→ **Instruction**
Search the listing for "Виберіть" and copy every line where it appears.

→ **Extracted material**
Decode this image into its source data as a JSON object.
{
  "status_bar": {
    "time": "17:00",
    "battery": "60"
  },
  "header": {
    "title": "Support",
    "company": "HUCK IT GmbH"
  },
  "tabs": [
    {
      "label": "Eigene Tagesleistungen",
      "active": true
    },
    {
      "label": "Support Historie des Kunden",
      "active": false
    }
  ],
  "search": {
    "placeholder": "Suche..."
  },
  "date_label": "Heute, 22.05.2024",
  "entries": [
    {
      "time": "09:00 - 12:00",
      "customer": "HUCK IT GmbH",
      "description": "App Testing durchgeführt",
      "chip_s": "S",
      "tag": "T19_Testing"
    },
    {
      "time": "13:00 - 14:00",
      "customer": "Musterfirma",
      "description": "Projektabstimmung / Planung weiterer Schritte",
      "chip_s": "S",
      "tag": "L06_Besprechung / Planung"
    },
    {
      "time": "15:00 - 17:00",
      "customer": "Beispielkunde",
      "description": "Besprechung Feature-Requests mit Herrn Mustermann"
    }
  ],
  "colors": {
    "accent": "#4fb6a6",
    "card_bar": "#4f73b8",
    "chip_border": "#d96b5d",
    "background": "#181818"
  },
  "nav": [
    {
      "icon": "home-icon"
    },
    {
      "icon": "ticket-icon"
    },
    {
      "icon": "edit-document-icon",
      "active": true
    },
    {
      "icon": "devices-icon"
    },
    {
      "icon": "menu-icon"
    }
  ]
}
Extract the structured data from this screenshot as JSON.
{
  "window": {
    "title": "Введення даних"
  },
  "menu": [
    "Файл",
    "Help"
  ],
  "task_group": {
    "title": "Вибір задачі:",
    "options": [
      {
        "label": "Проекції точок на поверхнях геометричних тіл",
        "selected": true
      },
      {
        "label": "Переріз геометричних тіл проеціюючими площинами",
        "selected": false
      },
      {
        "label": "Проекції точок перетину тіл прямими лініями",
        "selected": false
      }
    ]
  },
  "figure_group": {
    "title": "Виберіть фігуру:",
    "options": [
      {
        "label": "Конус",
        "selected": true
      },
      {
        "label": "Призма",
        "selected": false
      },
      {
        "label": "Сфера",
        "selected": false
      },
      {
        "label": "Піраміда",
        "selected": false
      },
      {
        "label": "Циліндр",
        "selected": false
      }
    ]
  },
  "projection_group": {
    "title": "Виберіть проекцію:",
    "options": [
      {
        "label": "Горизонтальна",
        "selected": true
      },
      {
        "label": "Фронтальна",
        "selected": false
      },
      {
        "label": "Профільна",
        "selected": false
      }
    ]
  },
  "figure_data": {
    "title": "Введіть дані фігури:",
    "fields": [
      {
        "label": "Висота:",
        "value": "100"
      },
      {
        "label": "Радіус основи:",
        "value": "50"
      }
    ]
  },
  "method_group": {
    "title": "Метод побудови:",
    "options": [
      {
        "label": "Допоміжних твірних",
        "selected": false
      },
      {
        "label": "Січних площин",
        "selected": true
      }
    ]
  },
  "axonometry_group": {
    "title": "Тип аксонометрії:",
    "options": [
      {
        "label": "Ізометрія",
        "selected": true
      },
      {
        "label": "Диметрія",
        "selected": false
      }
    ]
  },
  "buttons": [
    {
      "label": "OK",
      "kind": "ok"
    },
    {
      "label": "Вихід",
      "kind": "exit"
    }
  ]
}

→ **Task output**
    "title": "Виберіть фігуру:",
    "title": "Виберіть проекцію:",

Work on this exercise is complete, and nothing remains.